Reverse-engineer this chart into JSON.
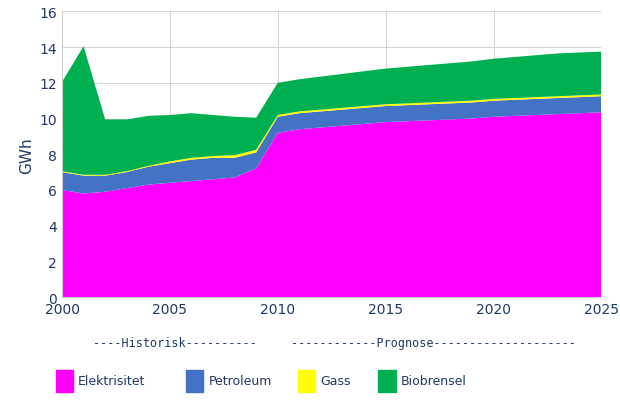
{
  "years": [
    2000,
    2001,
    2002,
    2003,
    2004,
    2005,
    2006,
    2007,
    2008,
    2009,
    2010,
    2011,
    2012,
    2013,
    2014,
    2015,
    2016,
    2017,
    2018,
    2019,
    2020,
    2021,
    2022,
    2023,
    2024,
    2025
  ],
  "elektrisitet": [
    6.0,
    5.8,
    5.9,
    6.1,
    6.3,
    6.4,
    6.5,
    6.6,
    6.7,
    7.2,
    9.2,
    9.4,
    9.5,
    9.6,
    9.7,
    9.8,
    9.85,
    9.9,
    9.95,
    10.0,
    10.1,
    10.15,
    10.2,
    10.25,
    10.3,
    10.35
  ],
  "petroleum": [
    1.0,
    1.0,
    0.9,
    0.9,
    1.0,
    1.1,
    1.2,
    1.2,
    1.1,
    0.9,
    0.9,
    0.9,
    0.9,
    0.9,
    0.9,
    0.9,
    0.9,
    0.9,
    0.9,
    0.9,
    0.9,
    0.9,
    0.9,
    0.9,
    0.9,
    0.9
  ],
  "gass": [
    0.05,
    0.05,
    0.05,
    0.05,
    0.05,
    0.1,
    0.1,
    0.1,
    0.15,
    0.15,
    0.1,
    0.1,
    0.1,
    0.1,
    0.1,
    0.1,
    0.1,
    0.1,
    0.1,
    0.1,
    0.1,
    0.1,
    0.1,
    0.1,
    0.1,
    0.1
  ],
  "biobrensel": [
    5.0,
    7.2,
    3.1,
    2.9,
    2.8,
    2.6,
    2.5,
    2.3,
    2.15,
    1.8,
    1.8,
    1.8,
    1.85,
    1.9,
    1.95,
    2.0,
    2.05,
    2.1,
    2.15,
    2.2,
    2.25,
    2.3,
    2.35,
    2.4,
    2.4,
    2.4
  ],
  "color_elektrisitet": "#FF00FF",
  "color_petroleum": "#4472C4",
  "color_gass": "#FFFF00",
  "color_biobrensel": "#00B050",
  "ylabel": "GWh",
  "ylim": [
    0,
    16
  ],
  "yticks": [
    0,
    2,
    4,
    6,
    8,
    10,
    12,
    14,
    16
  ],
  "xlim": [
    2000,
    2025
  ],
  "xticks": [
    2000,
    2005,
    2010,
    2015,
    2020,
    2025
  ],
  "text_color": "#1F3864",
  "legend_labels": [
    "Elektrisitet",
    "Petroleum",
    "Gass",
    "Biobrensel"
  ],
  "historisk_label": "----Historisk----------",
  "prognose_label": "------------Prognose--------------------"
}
_ _ _ _
▶ _Your task_
Reproduce each line word for word and drop the pictures.

▶ _Solution to this task_
Reverse-engineer this chart into JSON.
{
  "years": [
    2000,
    2001,
    2002,
    2003,
    2004,
    2005,
    2006,
    2007,
    2008,
    2009,
    2010,
    2011,
    2012,
    2013,
    2014,
    2015,
    2016,
    2017,
    2018,
    2019,
    2020,
    2021,
    2022,
    2023,
    2024,
    2025
  ],
  "elektrisitet": [
    6.0,
    5.8,
    5.9,
    6.1,
    6.3,
    6.4,
    6.5,
    6.6,
    6.7,
    7.2,
    9.2,
    9.4,
    9.5,
    9.6,
    9.7,
    9.8,
    9.85,
    9.9,
    9.95,
    10.0,
    10.1,
    10.15,
    10.2,
    10.25,
    10.3,
    10.35
  ],
  "petroleum": [
    1.0,
    1.0,
    0.9,
    0.9,
    1.0,
    1.1,
    1.2,
    1.2,
    1.1,
    0.9,
    0.9,
    0.9,
    0.9,
    0.9,
    0.9,
    0.9,
    0.9,
    0.9,
    0.9,
    0.9,
    0.9,
    0.9,
    0.9,
    0.9,
    0.9,
    0.9
  ],
  "gass": [
    0.05,
    0.05,
    0.05,
    0.05,
    0.05,
    0.1,
    0.1,
    0.1,
    0.15,
    0.15,
    0.1,
    0.1,
    0.1,
    0.1,
    0.1,
    0.1,
    0.1,
    0.1,
    0.1,
    0.1,
    0.1,
    0.1,
    0.1,
    0.1,
    0.1,
    0.1
  ],
  "biobrensel": [
    5.0,
    7.2,
    3.1,
    2.9,
    2.8,
    2.6,
    2.5,
    2.3,
    2.15,
    1.8,
    1.8,
    1.8,
    1.85,
    1.9,
    1.95,
    2.0,
    2.05,
    2.1,
    2.15,
    2.2,
    2.25,
    2.3,
    2.35,
    2.4,
    2.4,
    2.4
  ],
  "color_elektrisitet": "#FF00FF",
  "color_petroleum": "#4472C4",
  "color_gass": "#FFFF00",
  "color_biobrensel": "#00B050",
  "ylabel": "GWh",
  "ylim": [
    0,
    16
  ],
  "yticks": [
    0,
    2,
    4,
    6,
    8,
    10,
    12,
    14,
    16
  ],
  "xlim": [
    2000,
    2025
  ],
  "xticks": [
    2000,
    2005,
    2010,
    2015,
    2020,
    2025
  ],
  "text_color": "#1F3864",
  "legend_labels": [
    "Elektrisitet",
    "Petroleum",
    "Gass",
    "Biobrensel"
  ],
  "historisk_label": "----Historisk----------",
  "prognose_label": "------------Prognose--------------------"
}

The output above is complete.